▸ EXERCISE
Copy the listing verbatim, excluding any images found in it.

▸ PROVIDED RECORDS
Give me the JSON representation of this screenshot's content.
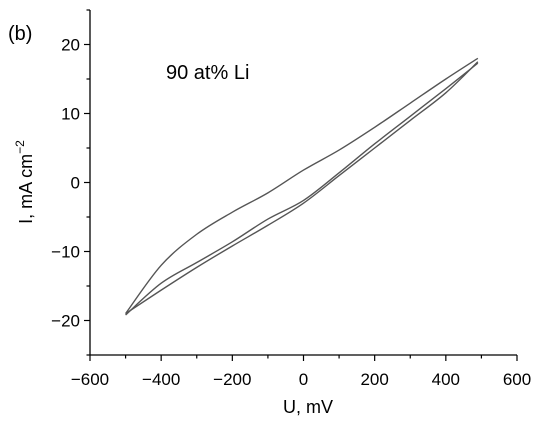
{
  "chart_data": {
    "type": "line",
    "panel_label": "(b)",
    "annotation": "90 at% Li",
    "xlabel": "U, mV",
    "ylabel": "I, mA cm",
    "ylabel_sup": "−2",
    "xlim": [
      -600,
      600
    ],
    "ylim": [
      -25,
      25
    ],
    "x_ticks": [
      -600,
      -400,
      -200,
      0,
      200,
      400,
      600
    ],
    "x_tick_labels": [
      "−600",
      "−400",
      "−200",
      "0",
      "200",
      "400",
      "600"
    ],
    "y_ticks": [
      -20,
      -10,
      0,
      10,
      20
    ],
    "y_tick_labels": [
      "−20",
      "−10",
      "0",
      "10",
      "20"
    ],
    "grid": false,
    "line_color": "#555555",
    "series": [
      {
        "x": [
          -500,
          -400,
          -300,
          -200,
          -100,
          0,
          100,
          200,
          300,
          400,
          490
        ],
        "y": [
          -19.0,
          -12.0,
          -7.5,
          -4.3,
          -1.5,
          1.8,
          4.7,
          8.0,
          11.5,
          15.0,
          18.0
        ]
      },
      {
        "x": [
          490,
          400,
          300,
          200,
          100,
          0,
          -100,
          -200,
          -300,
          -400,
          -500
        ],
        "y": [
          17.5,
          13.0,
          9.0,
          5.0,
          1.0,
          -3.0,
          -6.2,
          -9.2,
          -12.3,
          -15.6,
          -19.0
        ]
      },
      {
        "x": [
          -500,
          -400,
          -300,
          -200,
          -100,
          0,
          100,
          200,
          300,
          400,
          490
        ],
        "y": [
          -19.2,
          -14.6,
          -11.6,
          -8.6,
          -5.3,
          -2.6,
          1.4,
          5.6,
          9.6,
          13.6,
          17.3
        ]
      }
    ]
  }
}
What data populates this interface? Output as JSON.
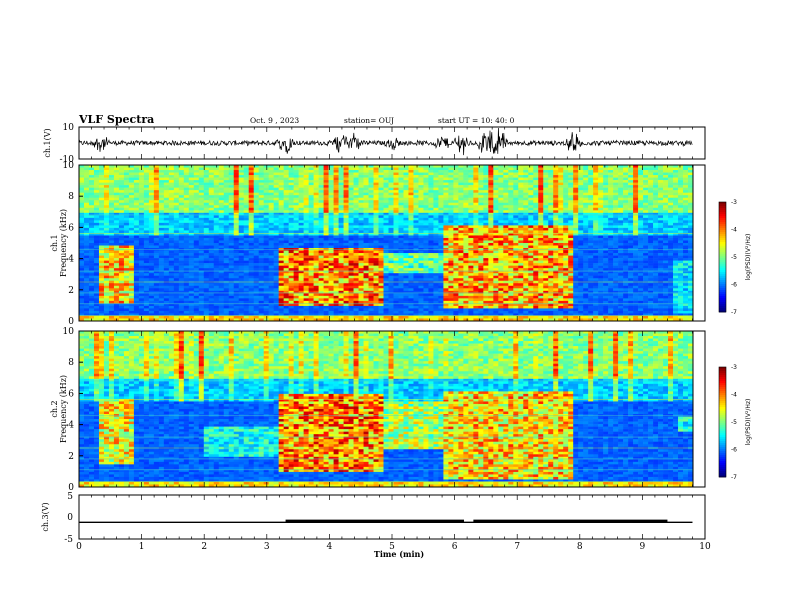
{
  "header": {
    "title": "VLF Spectra",
    "date": "Oct. 9 , 2023",
    "station": "station= OUJ",
    "start": "start UT =  10: 40: 0"
  },
  "chart_data": [
    {
      "type": "line",
      "panel": "waveform-ch1",
      "ylabel": "ch.1(V)",
      "ylim": [
        -10,
        10
      ],
      "yticks": [
        "10",
        "-10"
      ],
      "xlim": [
        0,
        10
      ],
      "baseline": 0,
      "bursts": [
        {
          "t": 0.35,
          "amp": 4
        },
        {
          "t": 3.3,
          "amp": 5
        },
        {
          "t": 4.2,
          "amp": 6
        },
        {
          "t": 4.4,
          "amp": 5
        },
        {
          "t": 5.0,
          "amp": 3
        },
        {
          "t": 5.8,
          "amp": 4
        },
        {
          "t": 6.1,
          "amp": 6
        },
        {
          "t": 6.5,
          "amp": 7
        },
        {
          "t": 6.7,
          "amp": 9
        },
        {
          "t": 7.9,
          "amp": 5
        }
      ]
    },
    {
      "type": "heatmap",
      "panel": "spectrogram-ch1",
      "ylabel": "ch.1\nFrequency (kHz)",
      "ylim": [
        0,
        10
      ],
      "yticks": [
        "0",
        "2",
        "4",
        "6",
        "8",
        "10"
      ],
      "xlim": [
        0,
        10
      ],
      "colorbar": {
        "label": "log(PSD)(V²/Hz)",
        "range": [
          -7,
          -3
        ],
        "ticks": [
          "-3",
          "-4",
          "-5",
          "-6",
          "-7"
        ]
      },
      "bands": [
        {
          "t0": 0.3,
          "t1": 0.9,
          "f0": 1.2,
          "f1": 4.8,
          "level": 0.85
        },
        {
          "t0": 3.2,
          "t1": 4.85,
          "f0": 1.0,
          "f1": 4.6,
          "level": 0.95
        },
        {
          "t0": 4.85,
          "t1": 5.85,
          "f0": 3.0,
          "f1": 4.4,
          "level": 0.6
        },
        {
          "t0": 5.85,
          "t1": 7.9,
          "f0": 0.8,
          "f1": 6.2,
          "level": 0.9
        },
        {
          "t0": 9.5,
          "t1": 9.8,
          "f0": 0.5,
          "f1": 3.8,
          "level": 0.45
        }
      ]
    },
    {
      "type": "heatmap",
      "panel": "spectrogram-ch2",
      "ylabel": "ch.2\nFrequency (kHz)",
      "ylim": [
        0,
        10
      ],
      "yticks": [
        "0",
        "2",
        "4",
        "6",
        "8",
        "10"
      ],
      "xlim": [
        0,
        10
      ],
      "colorbar": {
        "label": "log(PSD)(V²/Hz)",
        "range": [
          -7,
          -3
        ],
        "ticks": [
          "-3",
          "-4",
          "-5",
          "-6",
          "-7"
        ]
      },
      "bands": [
        {
          "t0": 0.3,
          "t1": 0.9,
          "f0": 1.5,
          "f1": 5.6,
          "level": 0.8
        },
        {
          "t0": 2.0,
          "t1": 3.2,
          "f0": 2.0,
          "f1": 3.8,
          "level": 0.5
        },
        {
          "t0": 3.2,
          "t1": 4.85,
          "f0": 1.0,
          "f1": 6.0,
          "level": 0.95
        },
        {
          "t0": 4.85,
          "t1": 5.85,
          "f0": 2.4,
          "f1": 5.5,
          "level": 0.7
        },
        {
          "t0": 5.85,
          "t1": 7.9,
          "f0": 0.5,
          "f1": 6.2,
          "level": 0.85
        },
        {
          "t0": 9.6,
          "t1": 9.8,
          "f0": 3.5,
          "f1": 4.5,
          "level": 0.5
        }
      ]
    },
    {
      "type": "line",
      "panel": "waveform-ch3",
      "ylabel": "ch.3(V)",
      "ylim": [
        -5,
        5
      ],
      "yticks": [
        "5",
        "0",
        "-5"
      ],
      "xlim": [
        0,
        10
      ],
      "xlabel": "Time (min)",
      "xticks": [
        "0",
        "1",
        "2",
        "3",
        "4",
        "5",
        "6",
        "7",
        "8",
        "9",
        "10"
      ],
      "level": -1.2,
      "thick_segments": [
        [
          3.3,
          6.15
        ],
        [
          6.3,
          9.4
        ]
      ]
    }
  ]
}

▸ TASK ANSWER
Give me the JSON representation of this screenshot's content.
{
  "chart_data": {
    "type": "line",
    "panel_label": "(b)",
    "annotation": "90 at% Li",
    "xlabel": "U, mV",
    "ylabel": "I, mA cm",
    "ylabel_sup": "−2",
    "xlim": [
      -600,
      600
    ],
    "ylim": [
      -25,
      25
    ],
    "x_ticks": [
      -600,
      -400,
      -200,
      0,
      200,
      400,
      600
    ],
    "x_tick_labels": [
      "−600",
      "−400",
      "−200",
      "0",
      "200",
      "400",
      "600"
    ],
    "y_ticks": [
      -20,
      -10,
      0,
      10,
      20
    ],
    "y_tick_labels": [
      "−20",
      "−10",
      "0",
      "10",
      "20"
    ],
    "grid": false,
    "line_color": "#555555",
    "series": [
      {
        "x": [
          -500,
          -400,
          -300,
          -200,
          -100,
          0,
          100,
          200,
          300,
          400,
          490
        ],
        "y": [
          -19.0,
          -12.0,
          -7.5,
          -4.3,
          -1.5,
          1.8,
          4.7,
          8.0,
          11.5,
          15.0,
          18.0
        ]
      },
      {
        "x": [
          490,
          400,
          300,
          200,
          100,
          0,
          -100,
          -200,
          -300,
          -400,
          -500
        ],
        "y": [
          17.5,
          13.0,
          9.0,
          5.0,
          1.0,
          -3.0,
          -6.2,
          -9.2,
          -12.3,
          -15.6,
          -19.0
        ]
      },
      {
        "x": [
          -500,
          -400,
          -300,
          -200,
          -100,
          0,
          100,
          200,
          300,
          400,
          490
        ],
        "y": [
          -19.2,
          -14.6,
          -11.6,
          -8.6,
          -5.3,
          -2.6,
          1.4,
          5.6,
          9.6,
          13.6,
          17.3
        ]
      }
    ]
  }
}
What data populates this interface? Output as JSON.
{
  "header": {
    "title": "VLF Spectra",
    "date": "Oct. 9 , 2023",
    "station": "station= OUJ",
    "start": "start UT =  10: 40: 0"
  },
  "chart_data": [
    {
      "type": "line",
      "panel": "waveform-ch1",
      "ylabel": "ch.1(V)",
      "ylim": [
        -10,
        10
      ],
      "yticks": [
        "10",
        "-10"
      ],
      "xlim": [
        0,
        10
      ],
      "baseline": 0,
      "bursts": [
        {
          "t": 0.35,
          "amp": 4
        },
        {
          "t": 3.3,
          "amp": 5
        },
        {
          "t": 4.2,
          "amp": 6
        },
        {
          "t": 4.4,
          "amp": 5
        },
        {
          "t": 5.0,
          "amp": 3
        },
        {
          "t": 5.8,
          "amp": 4
        },
        {
          "t": 6.1,
          "amp": 6
        },
        {
          "t": 6.5,
          "amp": 7
        },
        {
          "t": 6.7,
          "amp": 9
        },
        {
          "t": 7.9,
          "amp": 5
        }
      ]
    },
    {
      "type": "heatmap",
      "panel": "spectrogram-ch1",
      "ylabel": "ch.1\nFrequency (kHz)",
      "ylim": [
        0,
        10
      ],
      "yticks": [
        "0",
        "2",
        "4",
        "6",
        "8",
        "10"
      ],
      "xlim": [
        0,
        10
      ],
      "colorbar": {
        "label": "log(PSD)(V²/Hz)",
        "range": [
          -7,
          -3
        ],
        "ticks": [
          "-3",
          "-4",
          "-5",
          "-6",
          "-7"
        ]
      },
      "bands": [
        {
          "t0": 0.3,
          "t1": 0.9,
          "f0": 1.2,
          "f1": 4.8,
          "level": 0.85
        },
        {
          "t0": 3.2,
          "t1": 4.85,
          "f0": 1.0,
          "f1": 4.6,
          "level": 0.95
        },
        {
          "t0": 4.85,
          "t1": 5.85,
          "f0": 3.0,
          "f1": 4.4,
          "level": 0.6
        },
        {
          "t0": 5.85,
          "t1": 7.9,
          "f0": 0.8,
          "f1": 6.2,
          "level": 0.9
        },
        {
          "t0": 9.5,
          "t1": 9.8,
          "f0": 0.5,
          "f1": 3.8,
          "level": 0.45
        }
      ]
    },
    {
      "type": "heatmap",
      "panel": "spectrogram-ch2",
      "ylabel": "ch.2\nFrequency (kHz)",
      "ylim": [
        0,
        10
      ],
      "yticks": [
        "0",
        "2",
        "4",
        "6",
        "8",
        "10"
      ],
      "xlim": [
        0,
        10
      ],
      "colorbar": {
        "label": "log(PSD)(V²/Hz)",
        "range": [
          -7,
          -3
        ],
        "ticks": [
          "-3",
          "-4",
          "-5",
          "-6",
          "-7"
        ]
      },
      "bands": [
        {
          "t0": 0.3,
          "t1": 0.9,
          "f0": 1.5,
          "f1": 5.6,
          "level": 0.8
        },
        {
          "t0": 2.0,
          "t1": 3.2,
          "f0": 2.0,
          "f1": 3.8,
          "level": 0.5
        },
        {
          "t0": 3.2,
          "t1": 4.85,
          "f0": 1.0,
          "f1": 6.0,
          "level": 0.95
        },
        {
          "t0": 4.85,
          "t1": 5.85,
          "f0": 2.4,
          "f1": 5.5,
          "level": 0.7
        },
        {
          "t0": 5.85,
          "t1": 7.9,
          "f0": 0.5,
          "f1": 6.2,
          "level": 0.85
        },
        {
          "t0": 9.6,
          "t1": 9.8,
          "f0": 3.5,
          "f1": 4.5,
          "level": 0.5
        }
      ]
    },
    {
      "type": "line",
      "panel": "waveform-ch3",
      "ylabel": "ch.3(V)",
      "ylim": [
        -5,
        5
      ],
      "yticks": [
        "5",
        "0",
        "-5"
      ],
      "xlim": [
        0,
        10
      ],
      "xlabel": "Time (min)",
      "xticks": [
        "0",
        "1",
        "2",
        "3",
        "4",
        "5",
        "6",
        "7",
        "8",
        "9",
        "10"
      ],
      "level": -1.2,
      "thick_segments": [
        [
          3.3,
          6.15
        ],
        [
          6.3,
          9.4
        ]
      ]
    }
  ]
}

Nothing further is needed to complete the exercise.